- _Stored entries_
BEGIN
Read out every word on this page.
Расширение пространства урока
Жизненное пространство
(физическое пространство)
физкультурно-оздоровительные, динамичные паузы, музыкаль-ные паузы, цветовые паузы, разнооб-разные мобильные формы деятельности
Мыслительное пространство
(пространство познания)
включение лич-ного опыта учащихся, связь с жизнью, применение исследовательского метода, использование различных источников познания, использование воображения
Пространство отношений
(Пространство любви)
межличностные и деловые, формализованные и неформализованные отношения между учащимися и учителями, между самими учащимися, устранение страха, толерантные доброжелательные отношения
END
BEGIN
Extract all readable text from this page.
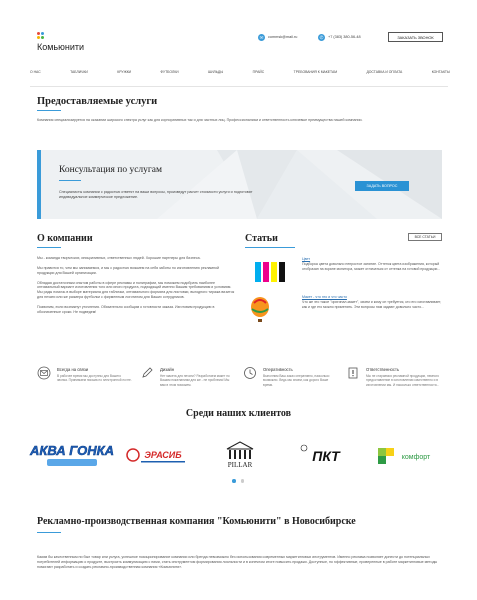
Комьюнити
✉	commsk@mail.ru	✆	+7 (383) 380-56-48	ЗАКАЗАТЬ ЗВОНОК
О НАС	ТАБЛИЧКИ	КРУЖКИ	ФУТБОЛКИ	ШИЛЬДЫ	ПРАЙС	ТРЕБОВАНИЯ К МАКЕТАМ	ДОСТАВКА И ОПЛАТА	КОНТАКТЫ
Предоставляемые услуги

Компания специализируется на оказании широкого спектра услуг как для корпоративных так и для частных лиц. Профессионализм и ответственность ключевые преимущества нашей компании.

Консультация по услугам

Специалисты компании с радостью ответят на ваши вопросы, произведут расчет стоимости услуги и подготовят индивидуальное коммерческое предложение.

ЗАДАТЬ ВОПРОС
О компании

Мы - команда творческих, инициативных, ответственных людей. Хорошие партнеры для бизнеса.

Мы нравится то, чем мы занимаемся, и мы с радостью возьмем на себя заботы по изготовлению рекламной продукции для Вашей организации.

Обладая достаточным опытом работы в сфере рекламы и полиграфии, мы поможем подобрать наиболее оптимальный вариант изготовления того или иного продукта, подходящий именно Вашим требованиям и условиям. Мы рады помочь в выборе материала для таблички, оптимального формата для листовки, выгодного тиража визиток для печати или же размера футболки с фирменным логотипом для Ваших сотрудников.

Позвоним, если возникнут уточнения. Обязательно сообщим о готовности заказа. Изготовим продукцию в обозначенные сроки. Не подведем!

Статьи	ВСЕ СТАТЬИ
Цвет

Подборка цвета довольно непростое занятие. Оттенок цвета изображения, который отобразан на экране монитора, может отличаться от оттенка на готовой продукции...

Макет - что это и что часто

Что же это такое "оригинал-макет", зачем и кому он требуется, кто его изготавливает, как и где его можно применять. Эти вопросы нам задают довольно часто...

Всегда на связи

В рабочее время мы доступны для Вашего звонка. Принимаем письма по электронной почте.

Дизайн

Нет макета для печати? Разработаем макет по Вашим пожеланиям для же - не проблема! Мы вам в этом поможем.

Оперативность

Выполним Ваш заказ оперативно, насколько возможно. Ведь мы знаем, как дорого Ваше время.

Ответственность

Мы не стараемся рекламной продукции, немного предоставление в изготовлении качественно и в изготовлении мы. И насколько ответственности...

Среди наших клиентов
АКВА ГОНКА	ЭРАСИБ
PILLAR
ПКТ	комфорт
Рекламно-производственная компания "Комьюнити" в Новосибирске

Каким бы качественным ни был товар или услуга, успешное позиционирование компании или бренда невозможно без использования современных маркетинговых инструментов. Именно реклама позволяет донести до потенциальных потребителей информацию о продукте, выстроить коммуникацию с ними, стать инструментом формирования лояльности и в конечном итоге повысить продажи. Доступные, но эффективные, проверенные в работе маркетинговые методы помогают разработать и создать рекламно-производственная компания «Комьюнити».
END
- _Your instructions_
Gather each line in these records that contains the string "насколько".

- _Written answer_
Выполним Ваш заказ оперативно, насколько возможно. Ведь мы знаем, как дорого Ваше время.
Мы не стараемся рекламной продукции, немного предоставление в изготовлении качественно и в изготовлении мы. И насколько ответственности...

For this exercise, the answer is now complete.